**Set problem:** Rewrite the portion of the material that runs from its beginning through the line containing "list-item: ▷ 청소년운영위원회", including that line, with every occurrence of "diamond-dot-icon" replaced by "diamond-icon" and all else unchanged.

**Source data:**
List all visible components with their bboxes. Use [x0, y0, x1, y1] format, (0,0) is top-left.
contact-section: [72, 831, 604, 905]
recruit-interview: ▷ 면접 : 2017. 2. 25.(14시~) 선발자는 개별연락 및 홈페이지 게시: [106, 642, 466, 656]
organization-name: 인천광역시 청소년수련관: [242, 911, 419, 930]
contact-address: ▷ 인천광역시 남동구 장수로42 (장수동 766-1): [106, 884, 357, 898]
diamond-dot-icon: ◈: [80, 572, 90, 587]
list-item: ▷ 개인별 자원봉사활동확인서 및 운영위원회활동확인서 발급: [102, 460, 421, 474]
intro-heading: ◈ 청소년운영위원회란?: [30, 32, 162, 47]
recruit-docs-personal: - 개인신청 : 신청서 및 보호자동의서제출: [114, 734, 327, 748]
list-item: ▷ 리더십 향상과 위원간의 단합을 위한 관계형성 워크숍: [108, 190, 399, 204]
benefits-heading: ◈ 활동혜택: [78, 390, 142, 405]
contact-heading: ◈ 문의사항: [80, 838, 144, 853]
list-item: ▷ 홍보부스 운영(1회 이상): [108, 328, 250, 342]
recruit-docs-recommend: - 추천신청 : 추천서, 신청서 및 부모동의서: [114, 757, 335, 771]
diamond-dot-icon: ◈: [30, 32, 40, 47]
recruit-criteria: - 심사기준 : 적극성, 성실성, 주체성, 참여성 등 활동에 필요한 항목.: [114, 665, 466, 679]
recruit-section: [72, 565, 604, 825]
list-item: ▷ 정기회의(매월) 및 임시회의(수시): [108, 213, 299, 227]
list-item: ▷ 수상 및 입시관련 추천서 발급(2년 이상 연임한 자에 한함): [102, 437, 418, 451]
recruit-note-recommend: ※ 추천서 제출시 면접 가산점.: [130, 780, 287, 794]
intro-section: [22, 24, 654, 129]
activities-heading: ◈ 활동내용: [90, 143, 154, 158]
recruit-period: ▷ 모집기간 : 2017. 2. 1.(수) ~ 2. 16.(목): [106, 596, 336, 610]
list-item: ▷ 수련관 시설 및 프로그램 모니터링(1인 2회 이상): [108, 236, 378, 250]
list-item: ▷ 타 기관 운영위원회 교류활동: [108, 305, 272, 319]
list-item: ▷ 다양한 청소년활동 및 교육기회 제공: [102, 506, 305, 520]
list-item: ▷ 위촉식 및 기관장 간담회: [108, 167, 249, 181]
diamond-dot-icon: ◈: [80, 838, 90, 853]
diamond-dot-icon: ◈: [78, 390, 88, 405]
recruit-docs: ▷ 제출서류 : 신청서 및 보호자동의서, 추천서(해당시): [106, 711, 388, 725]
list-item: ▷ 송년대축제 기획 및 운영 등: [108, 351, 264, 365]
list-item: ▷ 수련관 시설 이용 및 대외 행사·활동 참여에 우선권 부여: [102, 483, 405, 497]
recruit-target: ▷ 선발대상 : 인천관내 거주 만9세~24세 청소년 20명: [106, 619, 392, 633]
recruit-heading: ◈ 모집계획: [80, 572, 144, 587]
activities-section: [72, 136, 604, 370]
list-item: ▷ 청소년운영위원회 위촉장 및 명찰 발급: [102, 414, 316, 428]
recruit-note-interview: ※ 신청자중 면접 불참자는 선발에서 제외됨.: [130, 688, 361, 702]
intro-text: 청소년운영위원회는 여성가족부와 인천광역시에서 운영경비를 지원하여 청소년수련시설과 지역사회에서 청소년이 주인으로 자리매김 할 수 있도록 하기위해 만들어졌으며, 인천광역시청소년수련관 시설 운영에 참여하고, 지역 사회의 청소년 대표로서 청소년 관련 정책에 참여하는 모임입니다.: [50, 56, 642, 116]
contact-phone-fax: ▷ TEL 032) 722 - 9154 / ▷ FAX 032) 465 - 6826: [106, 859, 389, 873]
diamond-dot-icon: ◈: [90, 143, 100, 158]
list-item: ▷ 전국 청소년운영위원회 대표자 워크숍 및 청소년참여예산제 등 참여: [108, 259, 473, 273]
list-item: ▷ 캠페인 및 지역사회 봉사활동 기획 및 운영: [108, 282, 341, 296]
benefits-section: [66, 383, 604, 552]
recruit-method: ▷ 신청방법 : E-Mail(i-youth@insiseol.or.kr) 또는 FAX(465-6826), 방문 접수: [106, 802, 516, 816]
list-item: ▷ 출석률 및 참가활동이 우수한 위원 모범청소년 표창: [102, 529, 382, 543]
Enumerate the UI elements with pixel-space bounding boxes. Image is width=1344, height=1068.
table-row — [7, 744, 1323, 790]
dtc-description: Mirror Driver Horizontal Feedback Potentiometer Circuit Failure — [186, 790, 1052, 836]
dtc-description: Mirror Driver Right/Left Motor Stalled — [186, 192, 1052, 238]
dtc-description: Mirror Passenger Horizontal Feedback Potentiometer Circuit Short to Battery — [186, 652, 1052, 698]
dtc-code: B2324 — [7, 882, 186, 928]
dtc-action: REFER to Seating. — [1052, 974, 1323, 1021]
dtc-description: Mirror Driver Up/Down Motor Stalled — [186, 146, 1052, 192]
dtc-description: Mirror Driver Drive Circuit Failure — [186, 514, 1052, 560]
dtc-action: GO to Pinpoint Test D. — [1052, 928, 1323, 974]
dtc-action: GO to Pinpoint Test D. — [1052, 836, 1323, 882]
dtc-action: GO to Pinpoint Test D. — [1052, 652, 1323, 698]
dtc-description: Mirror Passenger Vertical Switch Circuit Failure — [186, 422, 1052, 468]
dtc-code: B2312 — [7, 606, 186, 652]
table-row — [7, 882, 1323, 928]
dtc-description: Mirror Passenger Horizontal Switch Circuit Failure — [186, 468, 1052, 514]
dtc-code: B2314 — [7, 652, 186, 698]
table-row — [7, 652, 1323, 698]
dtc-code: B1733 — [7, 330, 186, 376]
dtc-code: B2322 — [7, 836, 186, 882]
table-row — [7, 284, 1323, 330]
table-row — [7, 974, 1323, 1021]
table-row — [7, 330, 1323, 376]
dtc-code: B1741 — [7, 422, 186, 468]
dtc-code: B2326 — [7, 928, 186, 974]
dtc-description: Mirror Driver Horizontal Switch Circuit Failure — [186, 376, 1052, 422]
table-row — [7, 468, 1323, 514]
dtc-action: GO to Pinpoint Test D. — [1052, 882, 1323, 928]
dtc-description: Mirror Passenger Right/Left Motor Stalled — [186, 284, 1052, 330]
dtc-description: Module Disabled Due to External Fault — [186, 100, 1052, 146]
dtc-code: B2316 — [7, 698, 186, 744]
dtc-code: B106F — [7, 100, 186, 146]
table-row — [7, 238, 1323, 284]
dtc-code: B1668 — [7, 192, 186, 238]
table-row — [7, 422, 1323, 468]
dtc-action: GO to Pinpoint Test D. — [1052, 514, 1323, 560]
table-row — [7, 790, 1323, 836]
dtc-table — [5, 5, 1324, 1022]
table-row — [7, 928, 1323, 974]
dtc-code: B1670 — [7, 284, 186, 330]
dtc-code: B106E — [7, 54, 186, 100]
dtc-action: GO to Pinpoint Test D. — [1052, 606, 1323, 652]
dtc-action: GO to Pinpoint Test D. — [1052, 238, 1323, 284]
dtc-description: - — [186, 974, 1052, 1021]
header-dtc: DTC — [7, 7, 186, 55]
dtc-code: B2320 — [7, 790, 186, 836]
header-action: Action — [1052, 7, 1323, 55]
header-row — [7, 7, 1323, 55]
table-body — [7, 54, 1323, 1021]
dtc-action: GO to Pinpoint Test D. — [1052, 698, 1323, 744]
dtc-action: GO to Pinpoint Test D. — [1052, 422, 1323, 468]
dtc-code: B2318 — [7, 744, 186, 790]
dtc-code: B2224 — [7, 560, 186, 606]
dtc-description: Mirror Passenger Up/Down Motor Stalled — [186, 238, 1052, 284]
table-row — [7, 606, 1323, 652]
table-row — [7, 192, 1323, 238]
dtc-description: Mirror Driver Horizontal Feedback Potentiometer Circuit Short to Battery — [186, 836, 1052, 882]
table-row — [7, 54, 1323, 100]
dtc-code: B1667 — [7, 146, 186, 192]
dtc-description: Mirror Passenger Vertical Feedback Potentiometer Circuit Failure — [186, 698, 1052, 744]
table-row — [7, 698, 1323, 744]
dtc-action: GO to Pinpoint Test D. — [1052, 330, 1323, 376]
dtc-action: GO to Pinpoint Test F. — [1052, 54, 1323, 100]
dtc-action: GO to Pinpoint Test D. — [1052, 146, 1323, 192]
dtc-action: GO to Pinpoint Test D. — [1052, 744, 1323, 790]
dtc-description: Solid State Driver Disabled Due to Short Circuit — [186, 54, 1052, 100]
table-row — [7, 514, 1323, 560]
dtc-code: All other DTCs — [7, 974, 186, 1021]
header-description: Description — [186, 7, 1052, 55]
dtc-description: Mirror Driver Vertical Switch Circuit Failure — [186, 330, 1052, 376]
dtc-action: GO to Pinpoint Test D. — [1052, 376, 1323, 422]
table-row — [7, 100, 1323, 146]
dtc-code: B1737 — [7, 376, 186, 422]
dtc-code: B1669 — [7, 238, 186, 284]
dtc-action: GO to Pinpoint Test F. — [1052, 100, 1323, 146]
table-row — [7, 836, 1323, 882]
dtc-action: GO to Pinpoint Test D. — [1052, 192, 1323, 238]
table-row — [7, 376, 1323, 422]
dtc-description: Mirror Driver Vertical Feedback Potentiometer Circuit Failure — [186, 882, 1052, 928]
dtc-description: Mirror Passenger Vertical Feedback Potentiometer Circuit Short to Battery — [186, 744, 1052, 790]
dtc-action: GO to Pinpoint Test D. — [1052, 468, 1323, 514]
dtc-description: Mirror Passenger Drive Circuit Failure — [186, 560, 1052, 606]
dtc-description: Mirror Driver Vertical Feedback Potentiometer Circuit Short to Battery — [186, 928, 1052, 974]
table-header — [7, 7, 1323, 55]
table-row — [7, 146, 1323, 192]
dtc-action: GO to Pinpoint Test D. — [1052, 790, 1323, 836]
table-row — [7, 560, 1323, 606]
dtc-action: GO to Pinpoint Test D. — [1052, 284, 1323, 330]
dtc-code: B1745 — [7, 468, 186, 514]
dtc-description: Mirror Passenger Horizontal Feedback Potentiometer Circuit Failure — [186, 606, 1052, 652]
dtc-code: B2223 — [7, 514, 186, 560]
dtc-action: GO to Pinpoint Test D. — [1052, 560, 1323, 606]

**Output:**
List all visible components with their bboxes. Use [x0, y0, x1, y1] format, (0,0) is top-left.
contact-section: [72, 831, 604, 905]
recruit-interview: ▷ 면접 : 2017. 2. 25.(14시~) 선발자는 개별연락 및 홈페이지 게시: [106, 642, 466, 656]
organization-name: 인천광역시 청소년수련관: [242, 911, 419, 930]
contact-address: ▷ 인천광역시 남동구 장수로42 (장수동 766-1): [106, 884, 357, 898]
diamond-icon: ◈: [80, 572, 90, 587]
list-item: ▷ 개인별 자원봉사활동확인서 및 운영위원회활동확인서 발급: [102, 460, 421, 474]
intro-heading: ◈ 청소년운영위원회란?: [30, 32, 162, 47]
recruit-docs-personal: - 개인신청 : 신청서 및 보호자동의서제출: [114, 734, 327, 748]
list-item: ▷ 리더십 향상과 위원간의 단합을 위한 관계형성 워크숍: [108, 190, 399, 204]
benefits-heading: ◈ 활동혜택: [78, 390, 142, 405]
contact-heading: ◈ 문의사항: [80, 838, 144, 853]
list-item: ▷ 홍보부스 운영(1회 이상): [108, 328, 250, 342]
recruit-docs-recommend: - 추천신청 : 추천서, 신청서 및 부모동의서: [114, 757, 335, 771]
diamond-icon: ◈: [30, 32, 40, 47]
recruit-criteria: - 심사기준 : 적극성, 성실성, 주체성, 참여성 등 활동에 필요한 항목.: [114, 665, 466, 679]
recruit-section: [72, 565, 604, 825]
list-item: ▷ 정기회의(매월) 및 임시회의(수시): [108, 213, 299, 227]
list-item: ▷ 수상 및 입시관련 추천서 발급(2년 이상 연임한 자에 한함): [102, 437, 418, 451]
recruit-note-recommend: ※ 추천서 제출시 면접 가산점.: [130, 780, 287, 794]
intro-section: [22, 24, 654, 129]
activities-heading: ◈ 활동내용: [90, 143, 154, 158]
recruit-period: ▷ 모집기간 : 2017. 2. 1.(수) ~ 2. 16.(목): [106, 596, 336, 610]
list-item: ▷ 수련관 시설 및 프로그램 모니터링(1인 2회 이상): [108, 236, 378, 250]
list-item: ▷ 타 기관 운영위원회 교류활동: [108, 305, 272, 319]
list-item: ▷ 다양한 청소년활동 및 교육기회 제공: [102, 506, 305, 520]
list-item: ▷ 위촉식 및 기관장 간담회: [108, 167, 249, 181]
diamond-icon: ◈: [80, 838, 90, 853]
diamond-icon: ◈: [78, 390, 88, 405]
recruit-docs: ▷ 제출서류 : 신청서 및 보호자동의서, 추천서(해당시): [106, 711, 388, 725]
list-item: ▷ 송년대축제 기획 및 운영 등: [108, 351, 264, 365]
list-item: ▷ 수련관 시설 이용 및 대외 행사·활동 참여에 우선권 부여: [102, 483, 405, 497]
recruit-target: ▷ 선발대상 : 인천관내 거주 만9세~24세 청소년 20명: [106, 619, 392, 633]
recruit-heading: ◈ 모집계획: [80, 572, 144, 587]
activities-section: [72, 136, 604, 370]
list-item: ▷ 청소년운영위원회 위촉장 및 명찰 발급: [102, 414, 316, 428]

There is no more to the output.